• Texto facilitado:
********

En mi mente vi todo eso y mucho más y, por tanto, me quedé quieto, desistí enseguida y la olvidé por completo. Lo último que recuerdo de la azafata es haberla contemplado caminando entre los azules de la noche rumbo al aparcamiento de la estación de tren. Retomé yo, escasos segundos después, la lectura de ‘2666’ y postergué su bella silueta a la invisibilidad hasta hoy, día en el que, mientras escribo las líneas que vuestros ojos leen, rememoro los de ella, que nunca tenían tiempo para parpadear y eran diamantinos; y rememoro asimismo su pelo tan perfectamente recogido en un moño castaño, y por algún oscuro propósito comienza a picarme, a quemarme, la mano izquierda, con la que escribo que no pinto, y pienso casi sin pretenderlo en Bolaño y en la dantesca historia de trenes que nunca sabré si realmente sucedió o es una fábula (quiero creer que ocurrió, ya lo dije anteriormente), y también vislumbro al, ése sí, irreal y ficticio pintor Edwin Johns y su autorretrato coronado por su propia mano amputada y momificada y por siempre inservible… Y he de dejar de escribir o presiento que me haré daño, mi mano izquierda ya arde, o me destruiré lejos de los encantos de la azafata, lejos de su influjo, expulsado de la perfección ferroviaria.

********

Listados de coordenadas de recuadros
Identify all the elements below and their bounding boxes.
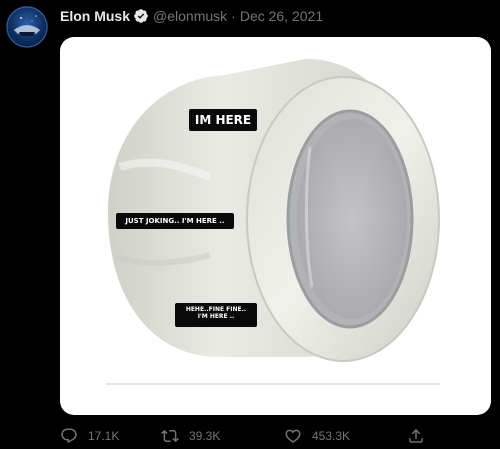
author-handle[interactable]: @elonmusk bbox=[153, 8, 227, 24]
verified-badge-icon bbox=[134, 9, 148, 23]
tweet[interactable]: Elon Musk @elonmusk · Dec 26, 2021 IM HE… bbox=[0, 0, 500, 449]
tweet-image[interactable]: IM HERE JUST JOKING.. I'M HERE .. HEHE..… bbox=[60, 37, 491, 415]
tweet-date[interactable]: Dec 26, 2021 bbox=[240, 8, 323, 24]
author-name[interactable]: Elon Musk bbox=[60, 8, 130, 24]
like-button[interactable]: 453.3K bbox=[284, 425, 350, 447]
retweet-button[interactable]: 39.3K bbox=[161, 425, 220, 447]
caption-label-1: IM HERE bbox=[189, 109, 257, 131]
caption-label-2: JUST JOKING.. I'M HERE .. bbox=[116, 213, 234, 229]
share-button[interactable] bbox=[407, 425, 435, 447]
avatar[interactable] bbox=[6, 6, 48, 48]
tweet-actions: 17.1K 39.3K 453.3K bbox=[60, 425, 430, 447]
reply-icon bbox=[61, 428, 77, 444]
header-separator: · bbox=[231, 8, 236, 24]
caption-label-3: HEHE..FINE FINE.. I'M HERE .. bbox=[175, 303, 257, 327]
tweet-header: Elon Musk @elonmusk · Dec 26, 2021 bbox=[60, 6, 323, 26]
share-icon bbox=[409, 428, 423, 443]
like-icon bbox=[285, 429, 301, 443]
avatar-image bbox=[6, 6, 48, 48]
caption-label-3-line-2: I'M HERE .. bbox=[197, 313, 235, 321]
reply-count: 17.1K bbox=[88, 429, 120, 443]
reply-button[interactable]: 17.1K bbox=[60, 425, 119, 447]
caption-label-3-line-1: HEHE..FINE FINE.. bbox=[185, 306, 247, 313]
retweet-count: 39.3K bbox=[189, 429, 221, 443]
tape-hole bbox=[297, 119, 407, 319]
like-count: 453.3K bbox=[312, 429, 351, 443]
retweet-icon bbox=[161, 429, 179, 443]
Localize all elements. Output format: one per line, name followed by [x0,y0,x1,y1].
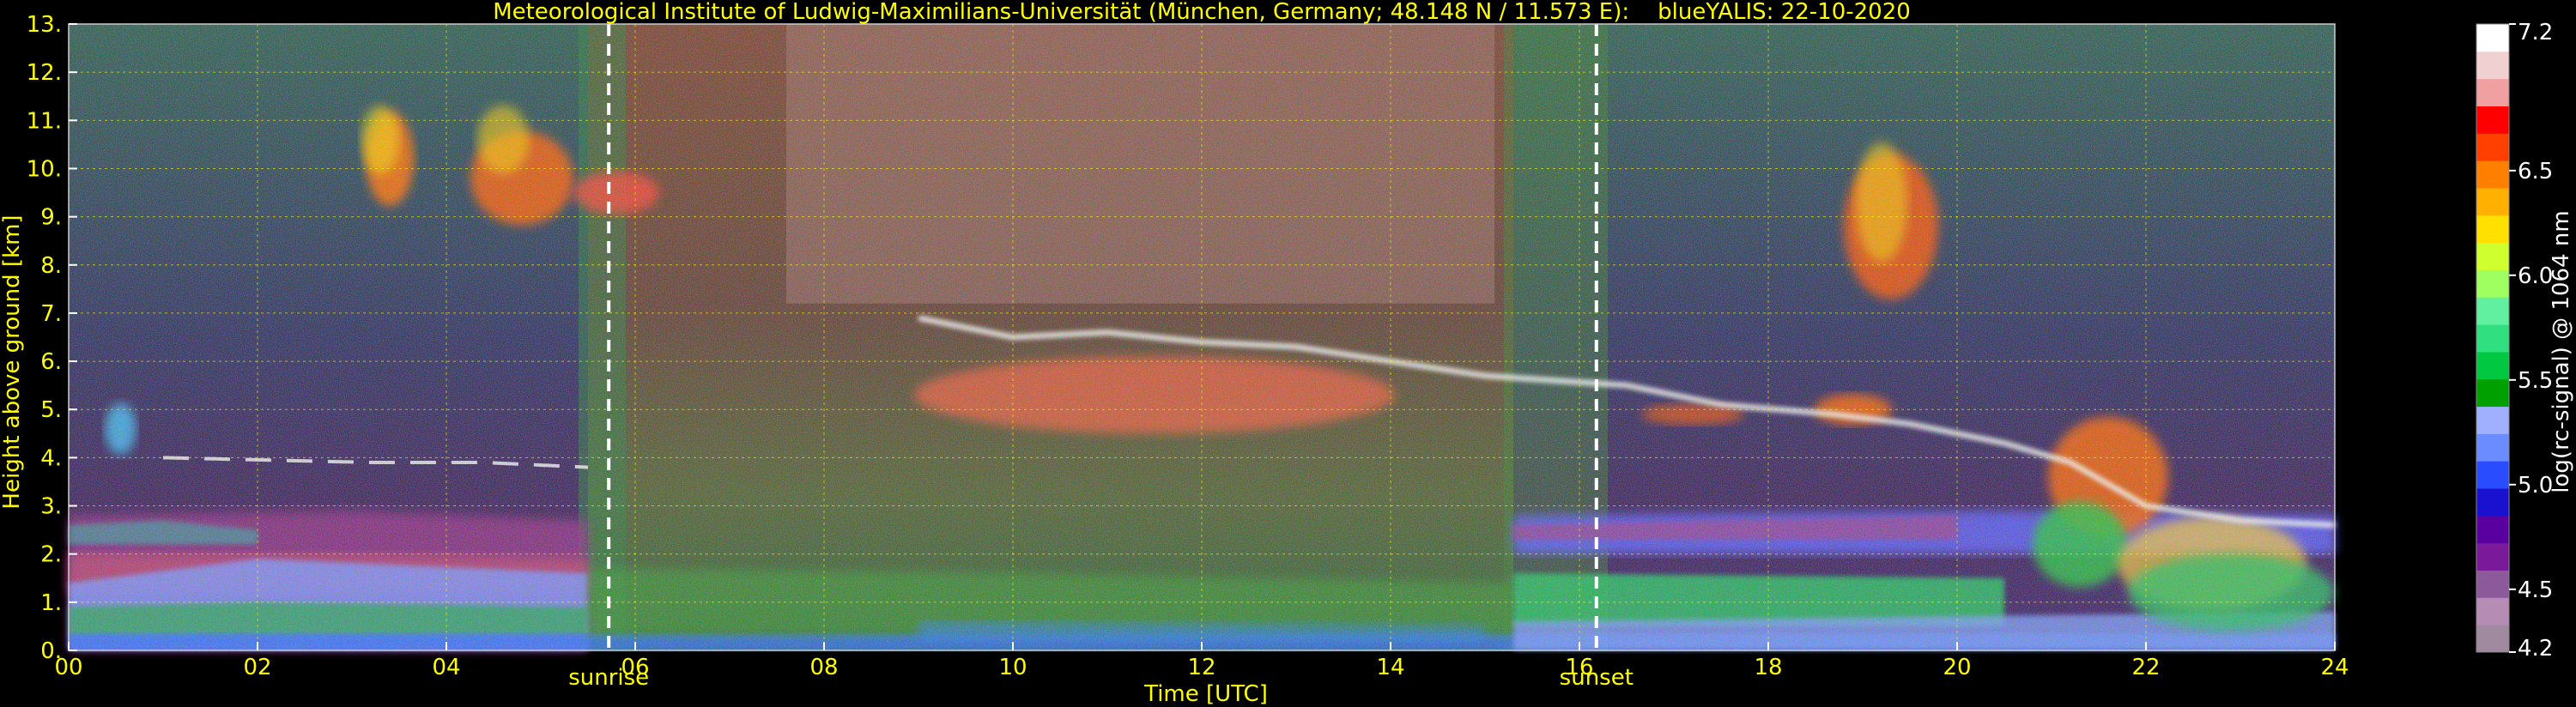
colorbar-segment [2476,160,2509,189]
x-tick-label: 16 [1565,655,1593,680]
colorbar-segment [2476,324,2509,353]
colorbar-tick-label: 6.5 [2518,159,2553,184]
colorbar-segment [2476,351,2509,380]
x-tick-label: 06 [621,655,649,680]
y-tick-label: 6. [40,349,62,375]
colorbar-segment [2476,625,2509,653]
x-axis-label: Time [UTC] [1143,681,1268,707]
y-axis-label: Height above ground [km] [0,215,25,509]
colorbar-segment [2476,597,2509,625]
x-tick-label: 12 [1187,655,1215,680]
y-tick-label: 9. [40,205,62,231]
x-tick-label: 02 [243,655,271,680]
colorbar-segment [2476,406,2509,434]
x-tick-label: 18 [1754,655,1782,680]
y-tick-label: 1. [40,590,62,616]
colorbar-segment [2476,24,2509,52]
colorbar-label: log(rc-signal) @ 1064 nm [2549,210,2574,492]
y-tick-label: 7. [40,301,62,327]
colorbar-segment [2476,242,2509,270]
lidar-quicklook: sunrise sunset 00 02 04 06 08 10 12 14 16 18 20 22 24… [0,0,2574,707]
colorbar-tick-label: 4.2 [2518,636,2553,662]
colorbar: 4.24.55.05.56.06.57.2 [2476,20,2553,662]
y-tick-label: 4. [40,445,62,471]
colorbar-segment [2476,187,2509,216]
colorbar-segment [2476,378,2509,408]
y-tick-label: 12. [27,60,62,86]
x-tick-label: 20 [1943,655,1971,680]
colorbar-segment [2476,106,2509,134]
colorbar-segment [2476,78,2509,106]
x-tick-label: 14 [1376,655,1404,680]
y-tick-label: 2. [40,542,62,568]
x-tick-label: 24 [2320,655,2349,680]
y-tick-label: 3. [40,494,62,520]
colorbar-segment [2476,542,2509,571]
colorbar-segment [2476,215,2509,244]
colorbar-segment [2476,570,2509,598]
x-tick-label: 08 [809,655,838,680]
colorbar-tick-label: 7.2 [2518,20,2553,45]
colorbar-segment [2476,515,2509,544]
colorbar-segment [2476,297,2509,325]
y-tick-label: 5. [40,397,62,423]
colorbar-tick-label: 4.5 [2518,577,2553,603]
colorbar-segment [2476,433,2509,462]
colorbar-segment [2476,488,2509,517]
colorbar-segment [2476,461,2509,489]
colorbar-segment [2476,51,2509,80]
chart-title: Meteorological Institute of Ludwig-Maxim… [493,0,1911,25]
x-tick-label: 04 [432,655,460,680]
x-tick-label: 10 [998,655,1027,680]
y-tick-label: 10. [27,156,62,182]
y-tick-label: 8. [40,253,62,279]
colorbar-segment [2476,269,2509,298]
colorbar-segment [2476,133,2509,161]
y-tick-label: 13. [27,12,62,38]
x-tick-label: 22 [2131,655,2160,680]
y-tick-label: 11. [27,108,62,134]
y-tick-label: 0. [40,638,62,664]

********

En el texto facilitado, ¿cómo llevaba el pelo la azafata?

• El resultado: Lo llevaba perfectamente recogido en un moño castaño.